___ Data excerpts

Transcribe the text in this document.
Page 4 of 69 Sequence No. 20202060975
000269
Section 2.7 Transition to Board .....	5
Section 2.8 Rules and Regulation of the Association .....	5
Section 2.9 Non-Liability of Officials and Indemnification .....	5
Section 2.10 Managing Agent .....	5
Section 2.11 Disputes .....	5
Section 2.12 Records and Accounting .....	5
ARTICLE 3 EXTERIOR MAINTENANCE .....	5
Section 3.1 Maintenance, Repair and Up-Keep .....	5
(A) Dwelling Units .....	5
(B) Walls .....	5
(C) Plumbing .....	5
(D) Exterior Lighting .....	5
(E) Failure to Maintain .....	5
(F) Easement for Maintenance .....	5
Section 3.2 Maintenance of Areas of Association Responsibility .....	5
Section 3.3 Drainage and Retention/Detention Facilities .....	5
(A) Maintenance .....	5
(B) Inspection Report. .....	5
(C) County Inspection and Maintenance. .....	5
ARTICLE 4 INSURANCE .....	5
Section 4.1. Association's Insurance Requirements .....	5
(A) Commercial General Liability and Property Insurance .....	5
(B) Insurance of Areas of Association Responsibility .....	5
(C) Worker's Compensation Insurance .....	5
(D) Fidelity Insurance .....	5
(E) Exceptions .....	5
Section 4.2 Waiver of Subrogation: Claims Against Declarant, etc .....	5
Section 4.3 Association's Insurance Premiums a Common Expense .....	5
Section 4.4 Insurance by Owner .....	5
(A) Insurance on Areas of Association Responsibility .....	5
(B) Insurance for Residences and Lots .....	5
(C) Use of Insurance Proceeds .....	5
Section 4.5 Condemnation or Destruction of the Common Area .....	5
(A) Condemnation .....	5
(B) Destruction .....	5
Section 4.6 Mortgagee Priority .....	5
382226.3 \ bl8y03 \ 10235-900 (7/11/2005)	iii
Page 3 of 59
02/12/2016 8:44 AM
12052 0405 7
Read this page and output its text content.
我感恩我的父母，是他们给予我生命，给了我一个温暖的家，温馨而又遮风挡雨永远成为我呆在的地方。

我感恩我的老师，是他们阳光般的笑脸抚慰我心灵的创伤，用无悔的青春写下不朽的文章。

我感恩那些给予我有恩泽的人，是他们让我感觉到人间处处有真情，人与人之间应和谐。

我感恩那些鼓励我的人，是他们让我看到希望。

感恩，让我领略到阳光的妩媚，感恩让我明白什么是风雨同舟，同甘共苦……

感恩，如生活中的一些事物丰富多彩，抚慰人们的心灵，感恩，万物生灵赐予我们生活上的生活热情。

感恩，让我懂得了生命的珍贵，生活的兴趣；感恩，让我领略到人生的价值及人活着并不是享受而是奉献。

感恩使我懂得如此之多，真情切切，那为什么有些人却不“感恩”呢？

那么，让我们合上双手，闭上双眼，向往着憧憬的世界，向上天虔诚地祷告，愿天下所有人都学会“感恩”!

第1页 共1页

______

▸ **What you have to do**
Copy out all of the lines above exactly.

▸ **Solution for this problem**
Transcribe the text in this document.
Page 4 of 69 Sequence No. 20202060975
000269
Section 2.7 Transition to Board .....	5
Section 2.8 Rules and Regulation of the Association .....	5
Section 2.9 Non-Liability of Officials and Indemnification .....	5
Section 2.10 Managing Agent .....	5
Section 2.11 Disputes .....	5
Section 2.12 Records and Accounting .....	5
ARTICLE 3 EXTERIOR MAINTENANCE .....	5
Section 3.1 Maintenance, Repair and Up-Keep .....	5
(A) Dwelling Units .....	5
(B) Walls .....	5
(C) Plumbing .....	5
(D) Exterior Lighting .....	5
(E) Failure to Maintain .....	5
(F) Easement for Maintenance .....	5
Section 3.2 Maintenance of Areas of Association Responsibility .....	5
Section 3.3 Drainage and Retention/Detention Facilities .....	5
(A) Maintenance .....	5
(B) Inspection Report. .....	5
(C) County Inspection and Maintenance. .....	5
ARTICLE 4 INSURANCE .....	5
Section 4.1. Association's Insurance Requirements .....	5
(A) Commercial General Liability and Property Insurance .....	5
(B) Insurance of Areas of Association Responsibility .....	5
(C) Worker's Compensation Insurance .....	5
(D) Fidelity Insurance .....	5
(E) Exceptions .....	5
Section 4.2 Waiver of Subrogation: Claims Against Declarant, etc .....	5
Section 4.3 Association's Insurance Premiums a Common Expense .....	5
Section 4.4 Insurance by Owner .....	5
(A) Insurance on Areas of Association Responsibility .....	5
(B) Insurance for Residences and Lots .....	5
(C) Use of Insurance Proceeds .....	5
Section 4.5 Condemnation or Destruction of the Common Area .....	5
(A) Condemnation .....	5
(B) Destruction .....	5
Section 4.6 Mortgagee Priority .....	5
382226.3 \ bl8y03 \ 10235-900 (7/11/2005)	iii
Page 3 of 59
02/12/2016 8:44 AM
12052 0405 7
Read this page and output its text content.
我感恩我的父母，是他们给予我生命，给了我一个温暖的家，温馨而又遮风挡雨永远成为我呆在的地方。

我感恩我的老师，是他们阳光般的笑脸抚慰我心灵的创伤，用无悔的青春写下不朽的文章。

我感恩那些给予我有恩泽的人，是他们让我感觉到人间处处有真情，人与人之间应和谐。

我感恩那些鼓励我的人，是他们让我看到希望。

感恩，让我领略到阳光的妩媚，感恩让我明白什么是风雨同舟，同甘共苦……

感恩，如生活中的一些事物丰富多彩，抚慰人们的心灵，感恩，万物生灵赐予我们生活上的生活热情。

感恩，让我懂得了生命的珍贵，生活的兴趣；感恩，让我领略到人生的价值及人活着并不是享受而是奉献。

感恩使我懂得如此之多，真情切切，那为什么有些人却不“感恩”呢？

那么，让我们合上双手，闭上双眼，向往着憧憬的世界，向上天虔诚地祷告，愿天下所有人都学会“感恩”!

第1页 共1页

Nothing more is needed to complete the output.